● **Problem statement**
Each entry below must be repeated exactly, with pictures left out.

● **Data excerpts**
------------

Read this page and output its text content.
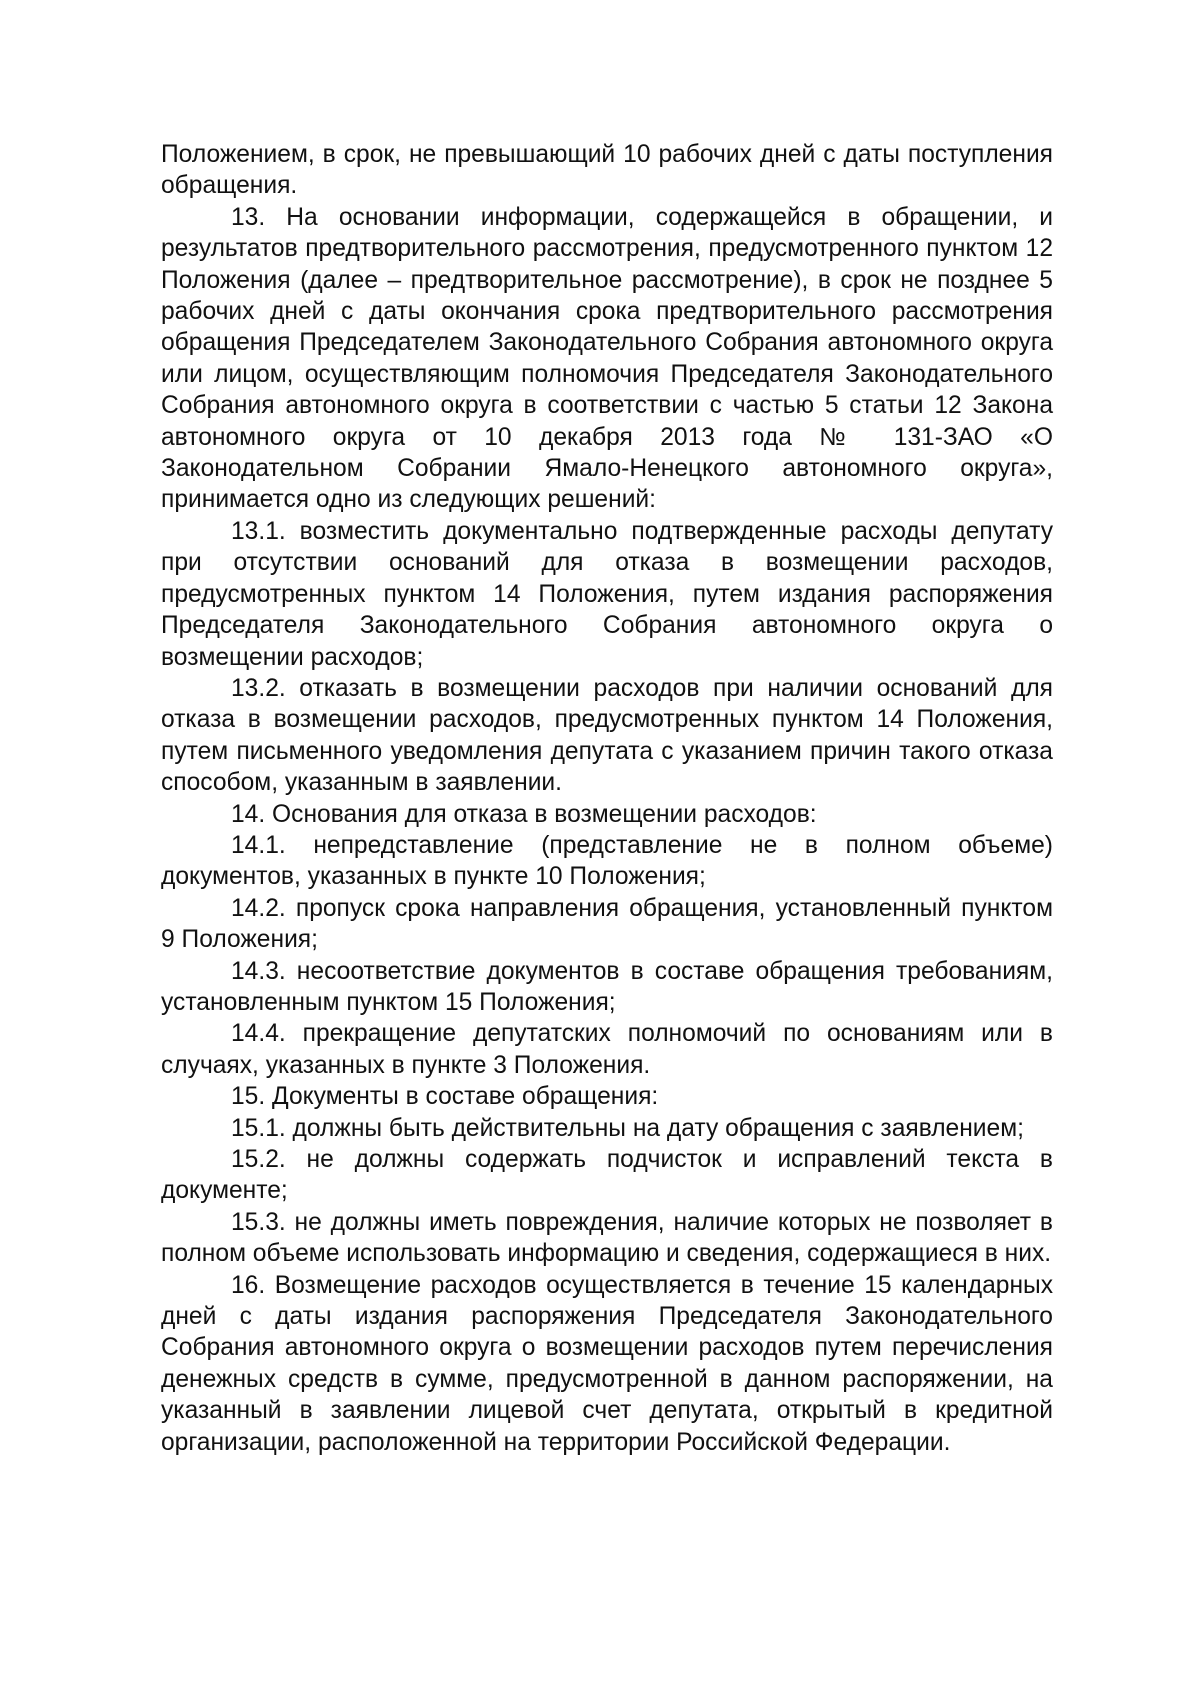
Положением, в срок, не превышающий 10 рабочих дней с даты поступления обращения.

13. На основании информации, содержащейся в обращении, и результатов предтворительного рассмотрения, предусмотренного пунктом 12 Положения (далее – предтворительное рассмотрение), в срок не позднее 5 рабочих дней с даты окончания срока предтворительного рассмотрения обращения Председателем Законодательного Собрания автономного округа или лицом, осуществляющим полномочия Председателя Законодательного Собрания автономного округа в соответствии с частью 5 статьи 12 Закона автономного округа от 10 декабря 2013 года № 131-ЗАО «О Законодательном Собрании Ямало-Ненецкого автономного округа», принимается одно из следующих решений:

13.1. возместить документально подтвержденные расходы депутату при отсутствии оснований для отказа в возмещении расходов, предусмотренных пунктом 14 Положения, путем издания распоряжения Председателя Законодательного Собрания автономного округа о возмещении расходов;

13.2. отказать в возмещении расходов при наличии оснований для отказа в возмещении расходов, предусмотренных пунктом 14 Положения, путем письменного уведомления депутата с указанием причин такого отказа способом, указанным в заявлении.

14. Основания для отказа в возмещении расходов:

14.1. непредставление (представление не в полном объеме) документов, указанных в пункте 10 Положения;

14.2. пропуск срока направления обращения, установленный пунктом 9 Положения;

14.3. несоответствие документов в составе обращения требованиям, установленным пунктом 15 Положения;

14.4. прекращение депутатских полномочий по основаниям или в случаях, указанных в пункте 3 Положения.

15. Документы в составе обращения:

15.1. должны быть действительны на дату обращения с заявлением;

15.2. не должны содержать подчисток и исправлений текста в документе;

15.3. не должны иметь повреждения, наличие которых не позволяет в полном объеме использовать информацию и сведения, содержащиеся в них.

16. Возмещение расходов осуществляется в течение 15 календарных дней с даты издания распоряжения Председателя Законодательного Собрания автономного округа о возмещении расходов путем перечисления денежных средств в сумме, предусмотренной в данном распоряжении, на указанный в заявлении лицевой счет депутата, открытый в кредитной организации, расположенной на территории Российской Федерации.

------------

● **Solution for this exercise**
Read this page and output its text content.
Положением, в срок, не превышающий 10 рабочих дней с даты поступления обращения.

13. На основании информации, содержащейся в обращении, и результатов предтворительного рассмотрения, предусмотренного пунктом 12 Положения (далее – предтворительное рассмотрение), в срок не позднее 5 рабочих дней с даты окончания срока предтворительного рассмотрения обращения Председателем Законодательного Собрания автономного округа или лицом, осуществляющим полномочия Председателя Законодательного Собрания автономного округа в соответствии с частью 5 статьи 12 Закона автономного округа от 10 декабря 2013 года № 131-ЗАО «О Законодательном Собрании Ямало-Ненецкого автономного округа», принимается одно из следующих решений:

13.1. возместить документально подтвержденные расходы депутату при отсутствии оснований для отказа в возмещении расходов, предусмотренных пунктом 14 Положения, путем издания распоряжения Председателя Законодательного Собрания автономного округа о возмещении расходов;

13.2. отказать в возмещении расходов при наличии оснований для отказа в возмещении расходов, предусмотренных пунктом 14 Положения, путем письменного уведомления депутата с указанием причин такого отказа способом, указанным в заявлении.

14. Основания для отказа в возмещении расходов:

14.1. непредставление (представление не в полном объеме) документов, указанных в пункте 10 Положения;

14.2. пропуск срока направления обращения, установленный пунктом 9 Положения;

14.3. несоответствие документов в составе обращения требованиям, установленным пунктом 15 Положения;

14.4. прекращение депутатских полномочий по основаниям или в случаях, указанных в пункте 3 Положения.

15. Документы в составе обращения:

15.1. должны быть действительны на дату обращения с заявлением;

15.2. не должны содержать подчисток и исправлений текста в документе;

15.3. не должны иметь повреждения, наличие которых не позволяет в полном объеме использовать информацию и сведения, содержащиеся в них.

16. Возмещение расходов осуществляется в течение 15 календарных дней с даты издания распоряжения Председателя Законодательного Собрания автономного округа о возмещении расходов путем перечисления денежных средств в сумме, предусмотренной в данном распоряжении, на указанный в заявлении лицевой счет депутата, открытый в кредитной организации, расположенной на территории Российской Федерации.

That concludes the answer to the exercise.